(begin)
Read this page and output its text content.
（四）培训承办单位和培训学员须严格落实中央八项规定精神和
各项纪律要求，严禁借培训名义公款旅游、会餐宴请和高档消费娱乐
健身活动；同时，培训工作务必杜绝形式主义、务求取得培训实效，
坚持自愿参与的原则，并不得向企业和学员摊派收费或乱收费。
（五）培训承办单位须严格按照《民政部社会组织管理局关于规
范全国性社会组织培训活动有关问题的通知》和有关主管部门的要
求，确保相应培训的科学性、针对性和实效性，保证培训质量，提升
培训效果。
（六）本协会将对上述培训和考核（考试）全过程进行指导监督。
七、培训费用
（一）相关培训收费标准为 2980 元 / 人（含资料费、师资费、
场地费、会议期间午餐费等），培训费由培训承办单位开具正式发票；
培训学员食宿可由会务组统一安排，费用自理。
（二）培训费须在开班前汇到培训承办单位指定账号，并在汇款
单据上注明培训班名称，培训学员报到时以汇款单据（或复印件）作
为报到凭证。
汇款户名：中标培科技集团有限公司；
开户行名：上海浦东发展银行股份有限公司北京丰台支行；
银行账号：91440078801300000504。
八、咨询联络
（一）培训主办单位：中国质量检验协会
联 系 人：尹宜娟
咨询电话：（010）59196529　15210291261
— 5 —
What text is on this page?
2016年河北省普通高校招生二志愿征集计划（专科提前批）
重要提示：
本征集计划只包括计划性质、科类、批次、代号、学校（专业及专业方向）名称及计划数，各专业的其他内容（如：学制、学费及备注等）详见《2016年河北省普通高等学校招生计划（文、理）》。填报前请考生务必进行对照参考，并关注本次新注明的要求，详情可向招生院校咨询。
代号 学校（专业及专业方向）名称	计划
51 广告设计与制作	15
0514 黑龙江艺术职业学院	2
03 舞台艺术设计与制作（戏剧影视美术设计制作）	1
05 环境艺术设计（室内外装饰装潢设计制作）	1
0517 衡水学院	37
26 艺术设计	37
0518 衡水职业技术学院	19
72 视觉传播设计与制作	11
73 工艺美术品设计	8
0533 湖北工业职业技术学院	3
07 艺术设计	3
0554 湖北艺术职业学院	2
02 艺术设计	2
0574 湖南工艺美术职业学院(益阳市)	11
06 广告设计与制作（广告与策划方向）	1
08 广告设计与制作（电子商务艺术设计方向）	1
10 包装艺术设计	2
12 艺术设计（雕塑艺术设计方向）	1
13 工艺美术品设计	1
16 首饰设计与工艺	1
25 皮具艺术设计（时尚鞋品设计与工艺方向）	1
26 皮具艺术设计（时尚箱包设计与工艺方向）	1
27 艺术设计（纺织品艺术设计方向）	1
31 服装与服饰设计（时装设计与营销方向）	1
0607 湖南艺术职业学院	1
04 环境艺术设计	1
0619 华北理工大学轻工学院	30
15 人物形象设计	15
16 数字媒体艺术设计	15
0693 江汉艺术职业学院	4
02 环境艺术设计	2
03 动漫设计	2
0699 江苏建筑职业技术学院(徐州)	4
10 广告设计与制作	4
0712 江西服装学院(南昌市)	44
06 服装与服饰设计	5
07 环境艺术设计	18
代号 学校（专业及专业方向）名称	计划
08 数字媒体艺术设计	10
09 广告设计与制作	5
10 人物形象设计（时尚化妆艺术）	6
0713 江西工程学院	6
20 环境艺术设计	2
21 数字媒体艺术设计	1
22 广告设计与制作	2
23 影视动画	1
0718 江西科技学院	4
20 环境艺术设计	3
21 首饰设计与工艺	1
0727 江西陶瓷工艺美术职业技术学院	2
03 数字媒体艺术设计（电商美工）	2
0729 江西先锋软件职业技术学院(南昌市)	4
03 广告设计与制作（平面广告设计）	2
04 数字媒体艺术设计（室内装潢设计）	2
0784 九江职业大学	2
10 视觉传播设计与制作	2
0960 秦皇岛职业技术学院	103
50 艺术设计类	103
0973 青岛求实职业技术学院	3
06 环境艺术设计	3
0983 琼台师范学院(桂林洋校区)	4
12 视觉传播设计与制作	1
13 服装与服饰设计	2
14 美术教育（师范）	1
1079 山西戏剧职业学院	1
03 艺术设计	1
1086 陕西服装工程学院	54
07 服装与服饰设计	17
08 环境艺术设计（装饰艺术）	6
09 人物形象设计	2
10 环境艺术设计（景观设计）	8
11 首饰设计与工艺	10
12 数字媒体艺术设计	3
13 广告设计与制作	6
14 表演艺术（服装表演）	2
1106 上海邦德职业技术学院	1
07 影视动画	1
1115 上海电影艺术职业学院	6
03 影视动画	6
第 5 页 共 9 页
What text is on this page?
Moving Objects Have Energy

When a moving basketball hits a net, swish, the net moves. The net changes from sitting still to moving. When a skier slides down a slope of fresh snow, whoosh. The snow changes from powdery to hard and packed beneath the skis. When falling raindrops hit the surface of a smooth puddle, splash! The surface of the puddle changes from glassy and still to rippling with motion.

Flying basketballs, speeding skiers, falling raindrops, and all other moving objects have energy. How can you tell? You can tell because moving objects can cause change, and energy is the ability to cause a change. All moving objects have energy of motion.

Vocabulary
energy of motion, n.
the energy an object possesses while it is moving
(end)
■ TASK DIRECTIONS ■
Extract all lines of the records above that include "服装与服饰设计".

■ ANSWER TO THIS PROBLEM ■
31 服装与服饰设计（时装设计与营销方向）	1
06 服装与服饰设计	5
13 服装与服饰设计	2
07 服装与服饰设计	17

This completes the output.